▶ **RAW RECORDS**:
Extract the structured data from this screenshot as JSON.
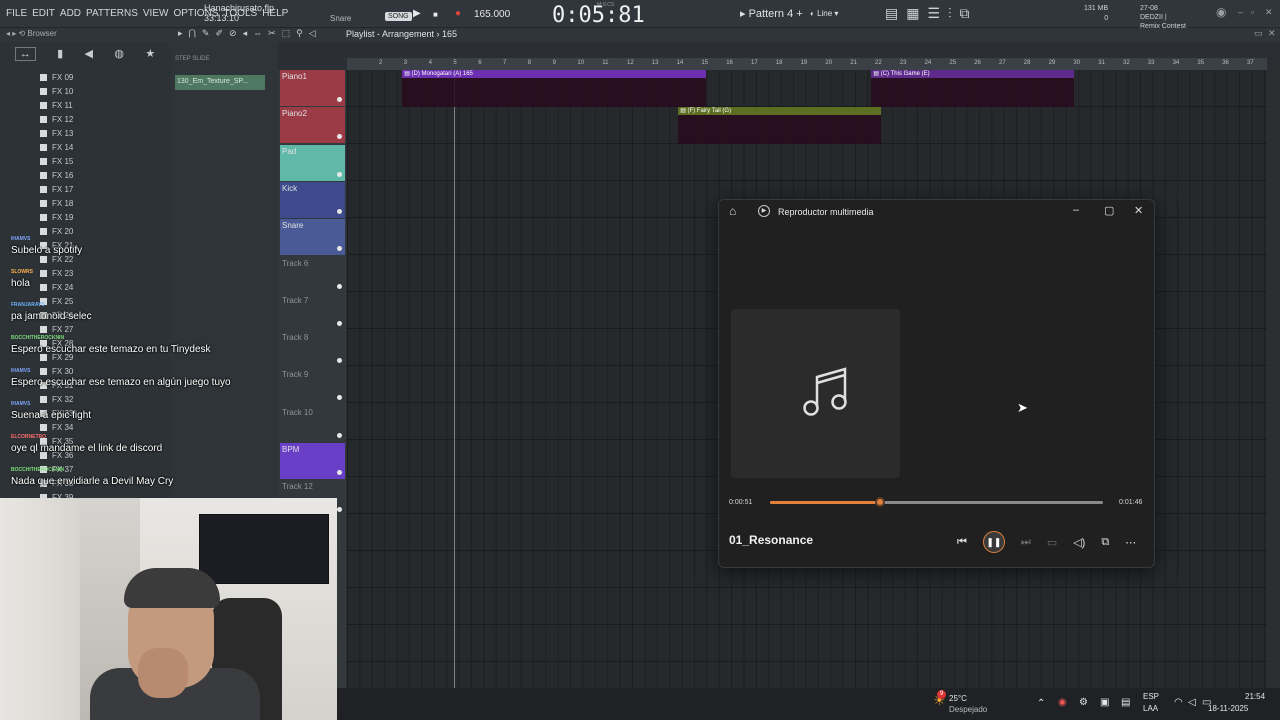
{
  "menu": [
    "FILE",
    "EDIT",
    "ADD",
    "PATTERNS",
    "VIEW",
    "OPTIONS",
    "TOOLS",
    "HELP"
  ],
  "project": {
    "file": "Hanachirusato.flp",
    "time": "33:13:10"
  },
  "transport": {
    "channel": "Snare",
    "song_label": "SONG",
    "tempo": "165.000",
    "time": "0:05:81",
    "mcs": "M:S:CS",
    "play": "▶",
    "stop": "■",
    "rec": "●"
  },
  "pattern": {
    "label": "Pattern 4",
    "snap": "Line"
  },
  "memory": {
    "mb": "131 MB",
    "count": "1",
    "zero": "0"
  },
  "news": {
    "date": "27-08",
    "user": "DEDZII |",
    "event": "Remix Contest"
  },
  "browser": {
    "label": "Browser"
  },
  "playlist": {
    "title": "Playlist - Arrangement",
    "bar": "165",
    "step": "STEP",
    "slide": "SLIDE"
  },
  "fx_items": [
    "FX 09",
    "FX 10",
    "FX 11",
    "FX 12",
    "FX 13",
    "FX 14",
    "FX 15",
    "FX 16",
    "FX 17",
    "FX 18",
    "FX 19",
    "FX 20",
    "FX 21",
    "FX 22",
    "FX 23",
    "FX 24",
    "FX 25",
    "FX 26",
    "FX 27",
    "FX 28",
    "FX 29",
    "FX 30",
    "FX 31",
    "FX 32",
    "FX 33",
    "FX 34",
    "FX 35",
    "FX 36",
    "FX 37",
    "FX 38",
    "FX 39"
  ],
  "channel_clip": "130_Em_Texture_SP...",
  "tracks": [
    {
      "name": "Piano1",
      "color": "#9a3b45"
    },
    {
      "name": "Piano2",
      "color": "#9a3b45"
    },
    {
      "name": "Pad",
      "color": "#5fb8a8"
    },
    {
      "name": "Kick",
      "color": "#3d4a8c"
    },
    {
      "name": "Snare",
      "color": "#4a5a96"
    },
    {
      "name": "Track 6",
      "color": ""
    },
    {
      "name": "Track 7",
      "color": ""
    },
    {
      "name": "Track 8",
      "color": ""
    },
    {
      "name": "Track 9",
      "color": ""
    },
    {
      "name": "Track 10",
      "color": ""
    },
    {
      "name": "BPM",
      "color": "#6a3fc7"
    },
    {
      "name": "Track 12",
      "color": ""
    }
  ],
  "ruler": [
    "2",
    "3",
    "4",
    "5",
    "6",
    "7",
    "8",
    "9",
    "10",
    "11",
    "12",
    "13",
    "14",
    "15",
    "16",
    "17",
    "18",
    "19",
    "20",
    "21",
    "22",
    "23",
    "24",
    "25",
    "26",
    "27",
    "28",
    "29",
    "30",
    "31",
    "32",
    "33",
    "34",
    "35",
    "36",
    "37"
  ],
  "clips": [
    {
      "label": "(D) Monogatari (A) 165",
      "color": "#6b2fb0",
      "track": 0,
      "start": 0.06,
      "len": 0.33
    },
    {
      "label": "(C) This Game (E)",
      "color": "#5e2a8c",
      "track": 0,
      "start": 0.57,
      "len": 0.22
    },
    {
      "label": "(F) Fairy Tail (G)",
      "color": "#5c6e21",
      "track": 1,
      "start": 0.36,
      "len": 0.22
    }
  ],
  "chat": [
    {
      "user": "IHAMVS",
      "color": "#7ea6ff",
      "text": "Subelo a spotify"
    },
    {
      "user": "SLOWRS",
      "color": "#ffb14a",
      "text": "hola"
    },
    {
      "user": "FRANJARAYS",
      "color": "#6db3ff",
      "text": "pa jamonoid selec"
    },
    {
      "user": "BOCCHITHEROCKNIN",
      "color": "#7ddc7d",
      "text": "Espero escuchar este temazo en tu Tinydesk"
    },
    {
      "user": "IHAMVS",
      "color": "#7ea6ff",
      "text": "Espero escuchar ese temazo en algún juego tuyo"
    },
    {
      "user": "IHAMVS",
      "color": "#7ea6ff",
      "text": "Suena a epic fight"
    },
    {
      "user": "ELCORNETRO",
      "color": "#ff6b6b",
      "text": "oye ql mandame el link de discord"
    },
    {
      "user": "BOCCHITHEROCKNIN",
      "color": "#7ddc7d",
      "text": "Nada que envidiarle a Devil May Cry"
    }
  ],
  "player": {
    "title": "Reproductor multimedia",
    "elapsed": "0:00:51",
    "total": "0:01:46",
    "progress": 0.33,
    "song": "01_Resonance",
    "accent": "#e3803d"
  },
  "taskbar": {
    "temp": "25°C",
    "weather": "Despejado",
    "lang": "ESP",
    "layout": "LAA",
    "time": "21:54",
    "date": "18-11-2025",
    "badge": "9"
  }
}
---
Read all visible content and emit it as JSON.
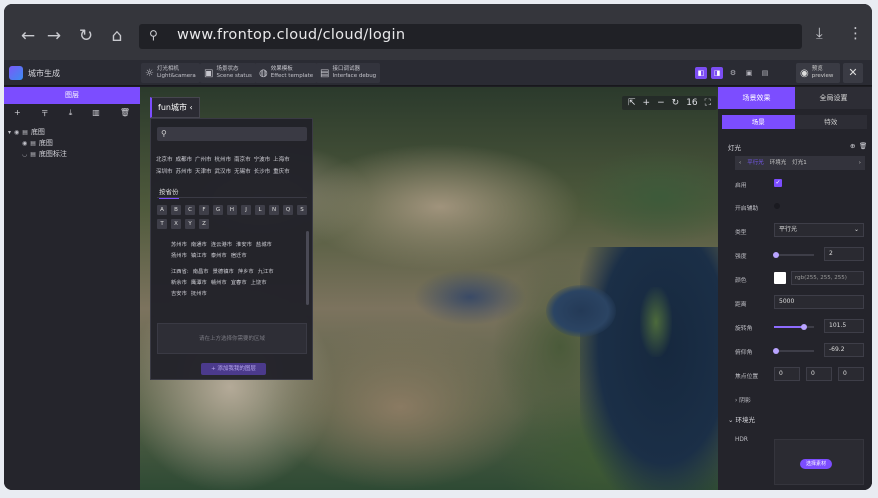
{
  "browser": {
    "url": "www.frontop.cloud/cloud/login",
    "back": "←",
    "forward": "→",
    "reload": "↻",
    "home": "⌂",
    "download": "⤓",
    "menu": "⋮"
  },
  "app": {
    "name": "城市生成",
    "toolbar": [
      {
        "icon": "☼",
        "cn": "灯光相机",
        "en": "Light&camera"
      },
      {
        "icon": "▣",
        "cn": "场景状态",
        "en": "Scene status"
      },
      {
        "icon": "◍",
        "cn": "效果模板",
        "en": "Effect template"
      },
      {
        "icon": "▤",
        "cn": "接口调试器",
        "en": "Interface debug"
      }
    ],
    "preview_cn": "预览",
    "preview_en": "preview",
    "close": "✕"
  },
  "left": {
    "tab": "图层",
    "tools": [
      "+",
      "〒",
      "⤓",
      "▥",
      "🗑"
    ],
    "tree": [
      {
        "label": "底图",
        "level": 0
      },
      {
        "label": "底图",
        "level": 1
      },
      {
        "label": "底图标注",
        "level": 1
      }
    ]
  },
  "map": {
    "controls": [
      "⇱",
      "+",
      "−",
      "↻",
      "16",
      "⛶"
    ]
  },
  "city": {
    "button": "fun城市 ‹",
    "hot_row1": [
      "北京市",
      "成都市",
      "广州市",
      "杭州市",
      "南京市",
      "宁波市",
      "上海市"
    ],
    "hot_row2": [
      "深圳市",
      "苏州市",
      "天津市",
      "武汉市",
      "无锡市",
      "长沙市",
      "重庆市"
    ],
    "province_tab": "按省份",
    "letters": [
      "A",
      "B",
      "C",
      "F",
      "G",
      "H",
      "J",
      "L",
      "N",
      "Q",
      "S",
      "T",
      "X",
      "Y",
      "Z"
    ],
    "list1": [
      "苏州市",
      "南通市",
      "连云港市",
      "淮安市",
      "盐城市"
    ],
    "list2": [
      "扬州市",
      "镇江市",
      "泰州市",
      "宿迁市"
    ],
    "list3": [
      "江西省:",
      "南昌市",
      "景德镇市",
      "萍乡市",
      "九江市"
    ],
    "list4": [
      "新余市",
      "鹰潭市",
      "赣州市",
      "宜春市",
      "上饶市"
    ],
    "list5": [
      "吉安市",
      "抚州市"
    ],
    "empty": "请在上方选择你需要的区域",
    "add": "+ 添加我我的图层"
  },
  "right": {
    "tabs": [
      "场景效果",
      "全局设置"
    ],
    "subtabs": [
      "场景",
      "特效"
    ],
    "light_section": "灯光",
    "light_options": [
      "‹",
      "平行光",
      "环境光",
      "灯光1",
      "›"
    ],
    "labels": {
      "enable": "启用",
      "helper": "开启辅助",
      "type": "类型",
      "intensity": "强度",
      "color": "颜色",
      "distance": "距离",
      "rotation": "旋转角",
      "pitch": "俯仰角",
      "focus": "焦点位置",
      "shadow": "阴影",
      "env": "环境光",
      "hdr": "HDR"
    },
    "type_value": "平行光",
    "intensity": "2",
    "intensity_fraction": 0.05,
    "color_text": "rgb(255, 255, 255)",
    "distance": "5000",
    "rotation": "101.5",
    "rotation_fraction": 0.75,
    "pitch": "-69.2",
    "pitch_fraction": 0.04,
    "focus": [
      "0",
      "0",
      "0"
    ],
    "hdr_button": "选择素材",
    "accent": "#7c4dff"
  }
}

▶ **REQUIRED TASK**:
Look through the lines above and collect those with the word "temazo".

▶ **SOLUTION TO THIS EXERCISE**:
      "text": "Espero escuchar este temazo en tu Tinydesk"
      "text": "Espero escuchar ese temazo en algún juego tuyo"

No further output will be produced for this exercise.